→ **What needs to be done**: Report all lines holding "screenshot".

Records:
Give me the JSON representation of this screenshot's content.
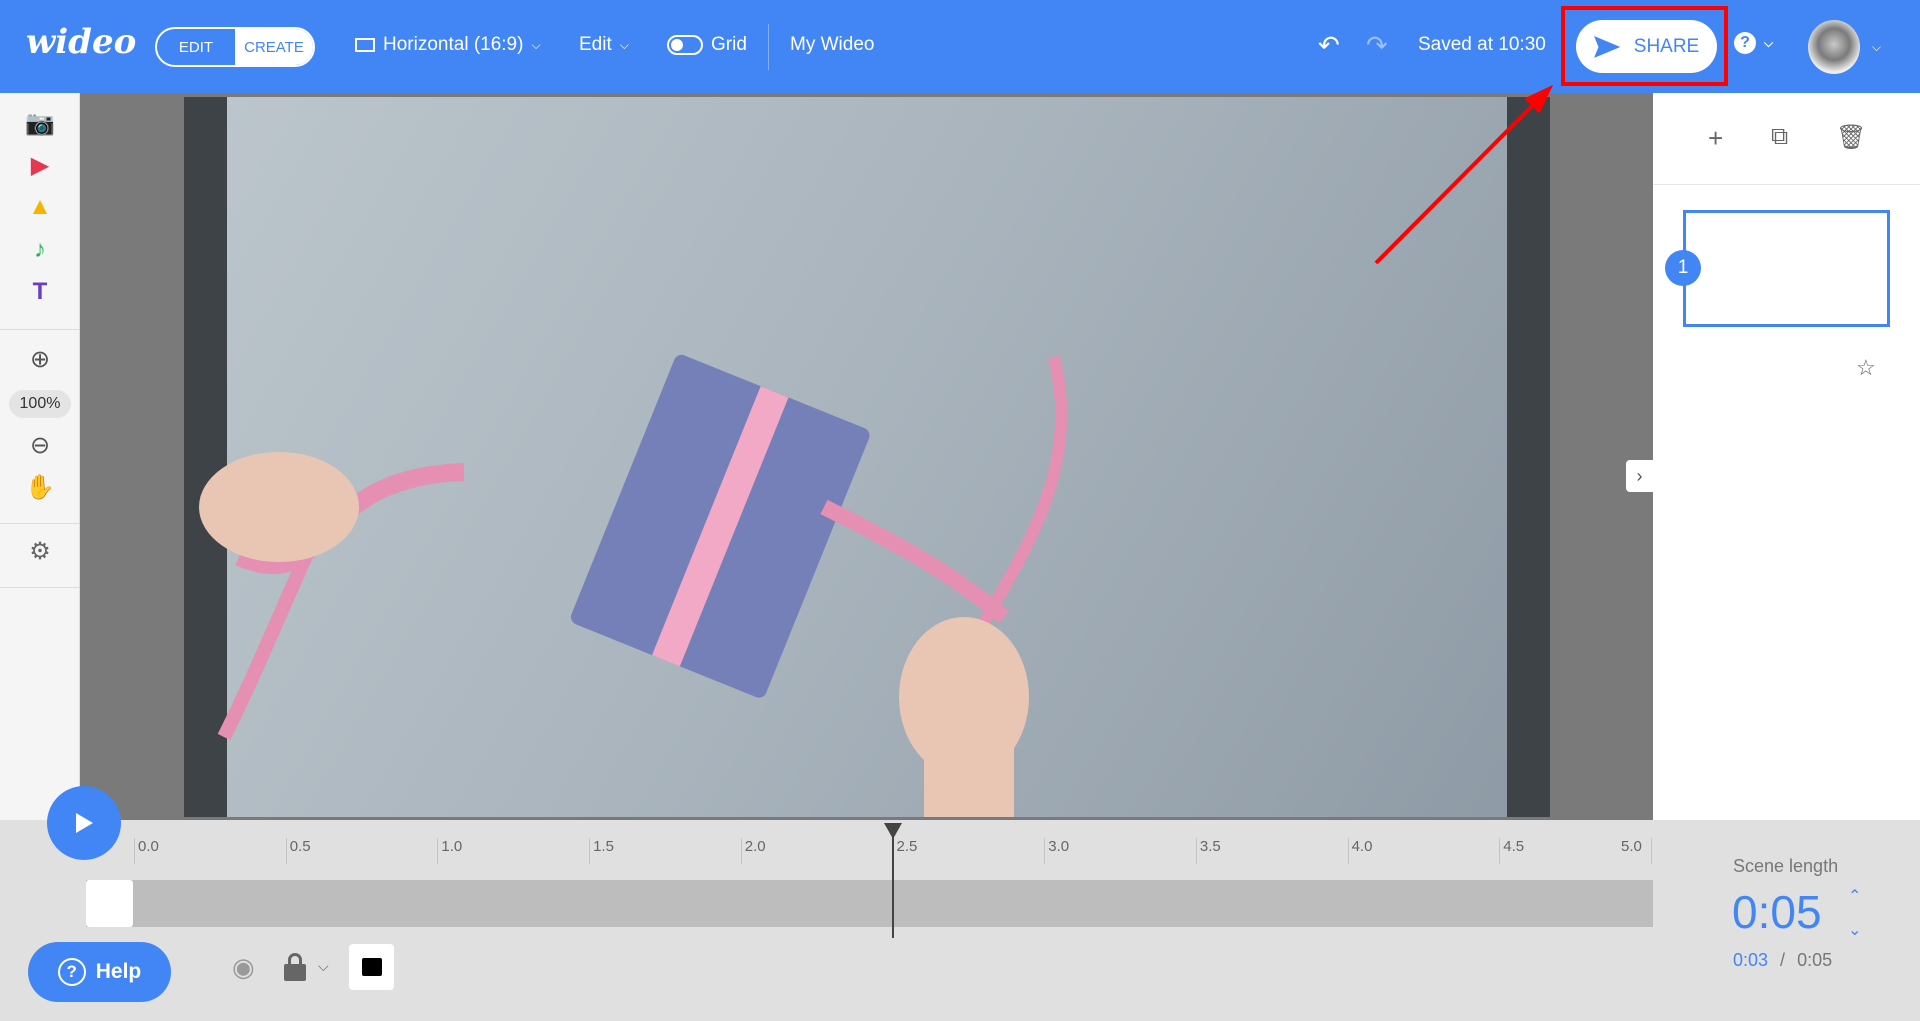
{
  "header": {
    "logo": "wideo",
    "mode_edit": "EDIT",
    "mode_create": "CREATE",
    "format": "Horizontal (16:9)",
    "edit_menu": "Edit",
    "grid_label": "Grid",
    "project_name": "My Wideo",
    "saved_status": "Saved at 10:30",
    "share_label": "SHARE"
  },
  "toolbar": {
    "zoom_level": "100%"
  },
  "scenes": [
    {
      "number": "1"
    }
  ],
  "timeline": {
    "ticks": [
      "0.0",
      "0.5",
      "1.0",
      "1.5",
      "2.0",
      "2.5",
      "3.0",
      "3.5",
      "4.0",
      "4.5",
      "5.0"
    ],
    "playhead_seconds": 2.5
  },
  "scene_length": {
    "label": "Scene length",
    "value": "0:05",
    "current": "0:03",
    "separator": "/",
    "total": "0:05"
  },
  "help_label": "Help",
  "colors": {
    "brand": "#4285f4",
    "annotation": "#ff0000"
  }
}
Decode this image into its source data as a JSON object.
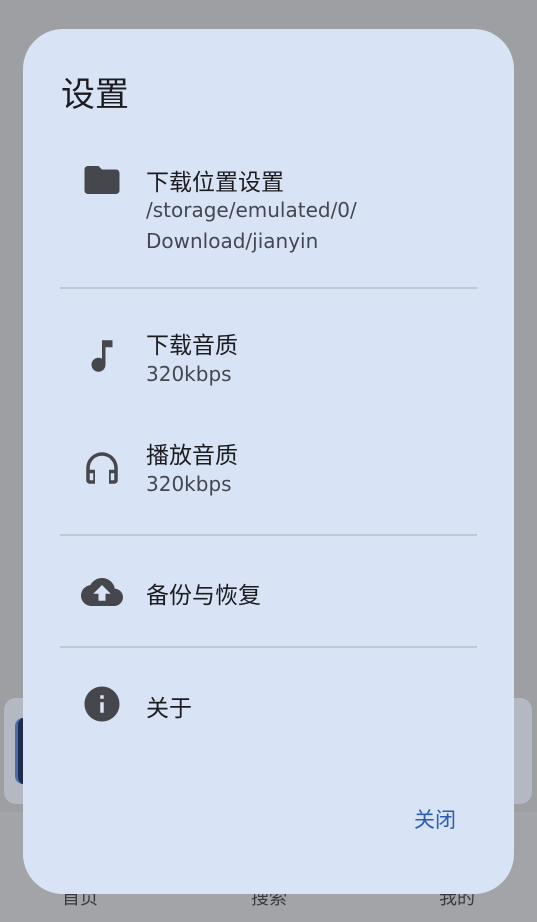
{
  "background": {
    "nav": {
      "home": "首页",
      "search": "搜索",
      "mine": "我的"
    }
  },
  "dialog": {
    "title": "设置",
    "items": [
      {
        "icon": "folder-icon",
        "label": "下载位置设置",
        "value": "/storage/emulated/0/\nDownload/jianyin"
      },
      {
        "icon": "music-note-icon",
        "label": "下载音质",
        "value": "320kbps"
      },
      {
        "icon": "headphones-icon",
        "label": "播放音质",
        "value": "320kbps"
      },
      {
        "icon": "cloud-upload-icon",
        "label": "备份与恢复"
      },
      {
        "icon": "info-icon",
        "label": "关于"
      }
    ],
    "close_label": "关闭"
  },
  "colors": {
    "dialog_bg": "#d9e3f6",
    "accent": "#2a5bb8",
    "icon": "#46474d"
  }
}
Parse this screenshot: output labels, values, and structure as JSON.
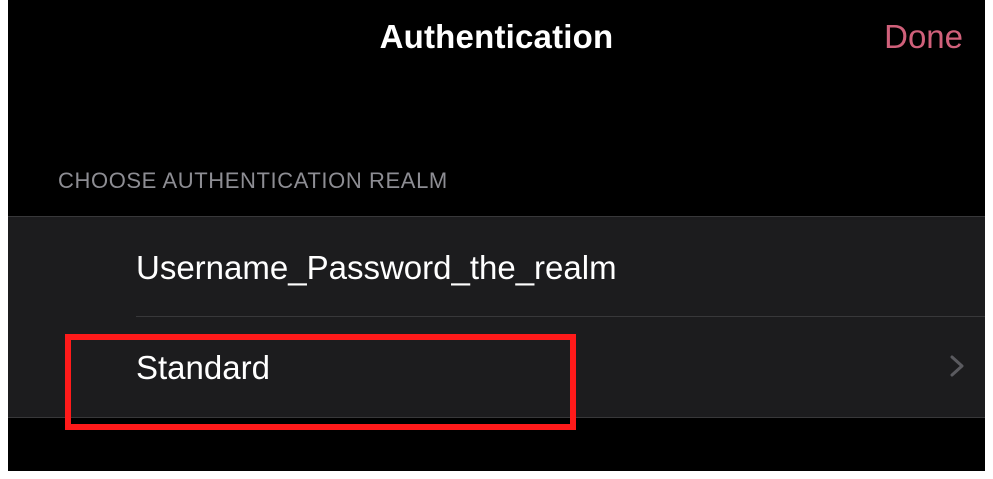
{
  "nav": {
    "title": "Authentication",
    "done_label": "Done"
  },
  "section": {
    "header": "CHOOSE AUTHENTICATION REALM"
  },
  "realms": [
    {
      "label": "Username_Password_the_realm",
      "accessory": null
    },
    {
      "label": "Standard",
      "accessory": "chevron-right-icon"
    }
  ],
  "colors": {
    "background": "#000000",
    "cell_background": "#1c1c1e",
    "accent": "#d0607a",
    "section_header": "#8d8d93",
    "highlight": "#ff1a1a"
  }
}
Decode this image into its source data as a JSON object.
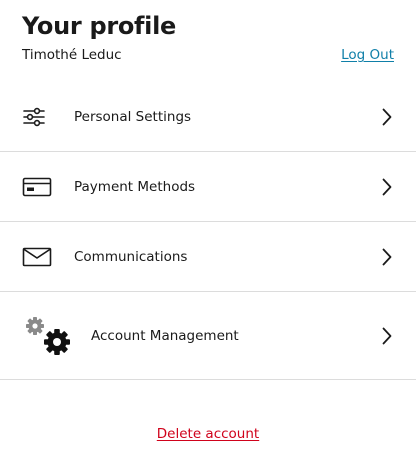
{
  "header": {
    "title": "Your profile",
    "user_name": "Timothé Leduc",
    "logout_label": "Log Out"
  },
  "menu": {
    "items": [
      {
        "label": "Personal Settings",
        "icon": "sliders-icon"
      },
      {
        "label": "Payment Methods",
        "icon": "credit-card-icon"
      },
      {
        "label": "Communications",
        "icon": "envelope-icon"
      },
      {
        "label": "Account Management",
        "icon": "gears-icon"
      }
    ]
  },
  "footer": {
    "delete_label": "Delete account"
  },
  "colors": {
    "link": "#0f7fa8",
    "danger": "#d0021b",
    "divider": "#dcdcdc",
    "text": "#1a1a1a"
  }
}
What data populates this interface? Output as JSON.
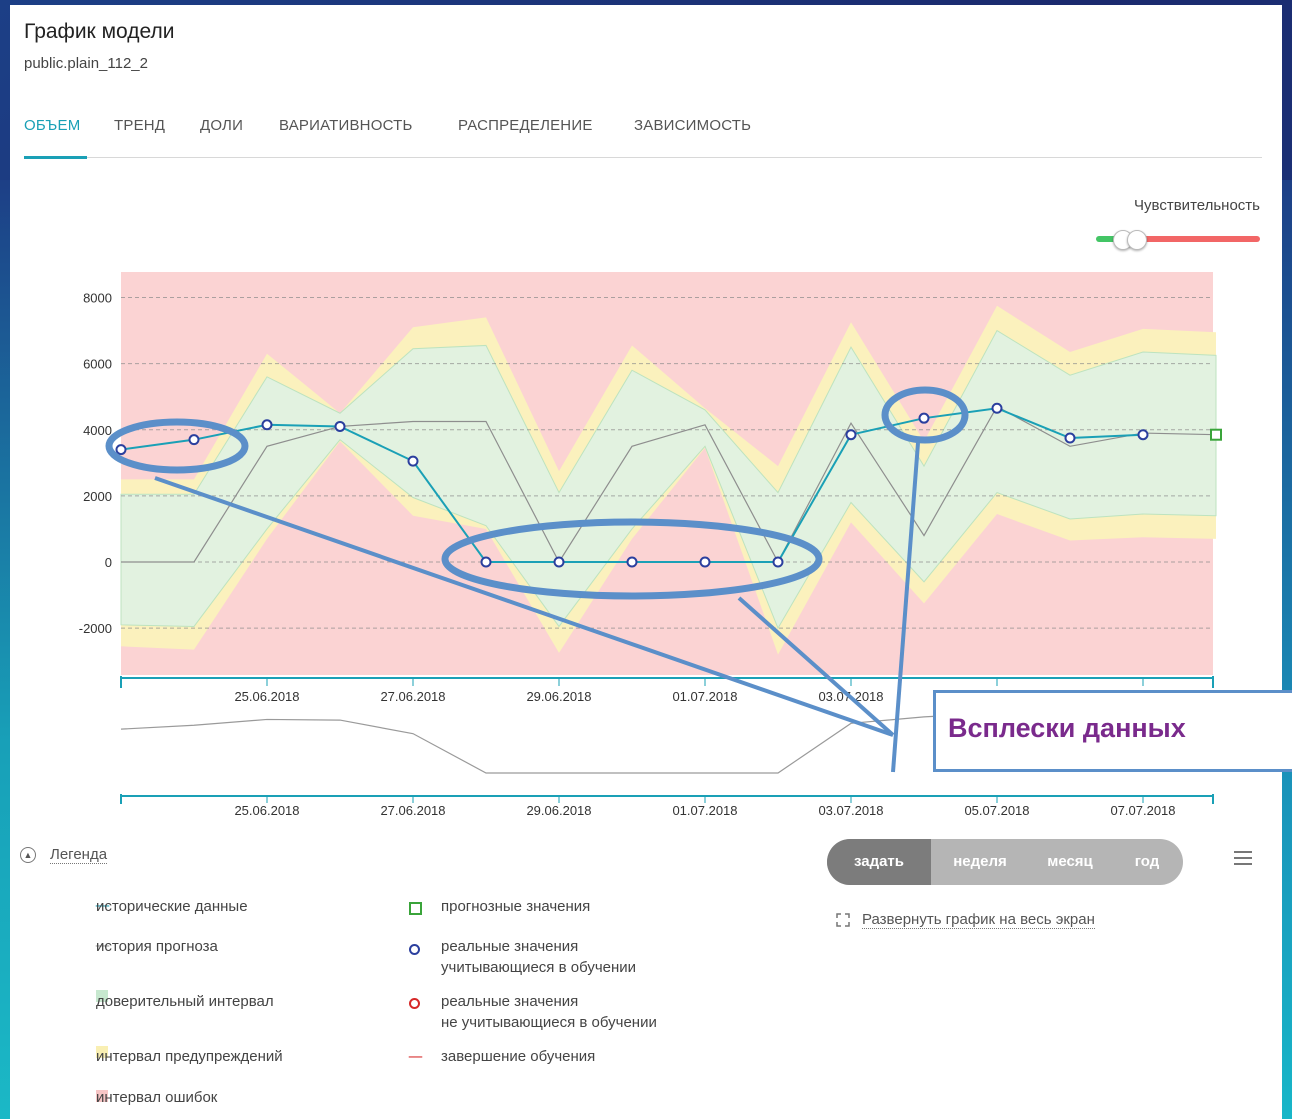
{
  "header": {
    "title": "График модели",
    "subtitle": "public.plain_112_2"
  },
  "tabs": [
    {
      "label": "ОБЪЕМ",
      "active": true
    },
    {
      "label": "ТРЕНД"
    },
    {
      "label": "ДОЛИ"
    },
    {
      "label": "ВАРИАТИВНОСТЬ"
    },
    {
      "label": "РАСПРЕДЕЛЕНИЕ"
    },
    {
      "label": "ЗАВИСИМОСТЬ"
    }
  ],
  "sensitivity": {
    "label": "Чувствительность",
    "value": 0.2
  },
  "legend": {
    "toggle_label": "Легенда",
    "items": [
      {
        "symbol": "—",
        "color": "#1aa0b6",
        "label": "исторические данные"
      },
      {
        "symbol": "—",
        "color": "#9a9a9a",
        "label": "история прогноза"
      },
      {
        "symbol": "■",
        "color": "#c7e8cf",
        "label": "доверительный интервал"
      },
      {
        "symbol": "■",
        "color": "#f9efb3",
        "label": "интервал предупреждений"
      },
      {
        "symbol": "■",
        "color": "#f7c6c6",
        "label": "интервал ошибок"
      },
      {
        "symbol": "□",
        "color": "#3aa43a",
        "label": "прогнозные значения"
      },
      {
        "symbol": "o",
        "color": "#2b3f9e",
        "label_line1": "реальные значения",
        "label_line2": "учитывающиеся в обучении"
      },
      {
        "symbol": "o",
        "color": "#d62828",
        "label_line1": "реальные значения",
        "label_line2": "не учитывающиеся в обучении"
      },
      {
        "symbol": "—",
        "color": "#d62828",
        "label": "завершение обучения"
      }
    ]
  },
  "period_selector": {
    "options": [
      "задать",
      "неделя",
      "месяц",
      "год"
    ],
    "active": "задать"
  },
  "expand_label": "Развернуть график на весь экран",
  "annotation": {
    "text": "Всплески данных"
  },
  "chart_data": {
    "type": "line",
    "ylim": [
      -3000,
      8500
    ],
    "yticks": [
      -2000,
      0,
      2000,
      4000,
      6000,
      8000
    ],
    "xlabels": [
      "25.06.2018",
      "27.06.2018",
      "29.06.2018",
      "01.07.2018",
      "03.07.2018",
      "05.07.2018",
      "07.07.2018"
    ],
    "x": [
      "23.06.2018",
      "24.06.2018",
      "25.06.2018",
      "26.06.2018",
      "27.06.2018",
      "28.06.2018",
      "29.06.2018",
      "30.06.2018",
      "01.07.2018",
      "02.07.2018",
      "03.07.2018",
      "04.07.2018",
      "05.07.2018",
      "06.07.2018",
      "07.07.2018",
      "08.07.2018"
    ],
    "series": [
      {
        "values": [
          3400,
          3700,
          4150,
          4100,
          3050,
          0,
          0,
          0,
          0,
          0,
          3850,
          4350,
          4650,
          3750,
          3850,
          null
        ]
      },
      {
        "values": [
          0,
          0,
          3500,
          4100,
          4250,
          4250,
          0,
          3500,
          4150,
          0,
          4200,
          800,
          4700,
          3500,
          3900,
          3850
        ]
      }
    ],
    "confidence_interval": {
      "upper": [
        2050,
        2050,
        5600,
        4500,
        6450,
        6550,
        2100,
        5800,
        4600,
        2100,
        6500,
        2900,
        7000,
        5650,
        6350,
        6250
      ],
      "lower": [
        -1900,
        -1950,
        1000,
        3700,
        1950,
        1100,
        -1950,
        1000,
        3500,
        -2000,
        1800,
        -600,
        2100,
        1300,
        1450,
        1400
      ]
    },
    "warning_interval": {
      "upper": [
        2500,
        2500,
        6300,
        4500,
        7100,
        7400,
        2750,
        6550,
        4650,
        2900,
        7250,
        3650,
        7750,
        6350,
        7050,
        6950
      ],
      "lower": [
        -2550,
        -2650,
        700,
        3650,
        1400,
        1000,
        -2750,
        700,
        3450,
        -2800,
        1200,
        -1250,
        1450,
        650,
        750,
        700
      ]
    },
    "forecast_point": {
      "x": "08.07.2018",
      "value": 3850
    },
    "navigator_values": [
      3400,
      3700,
      4150,
      4100,
      3050,
      0,
      0,
      0,
      0,
      0,
      3850,
      4350,
      4650,
      3750,
      3850,
      3850
    ]
  }
}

→ **Task response**:
Give me the JSON representation of this screenshot's content.
Parse this screenshot: output labels, values, and structure as JSON.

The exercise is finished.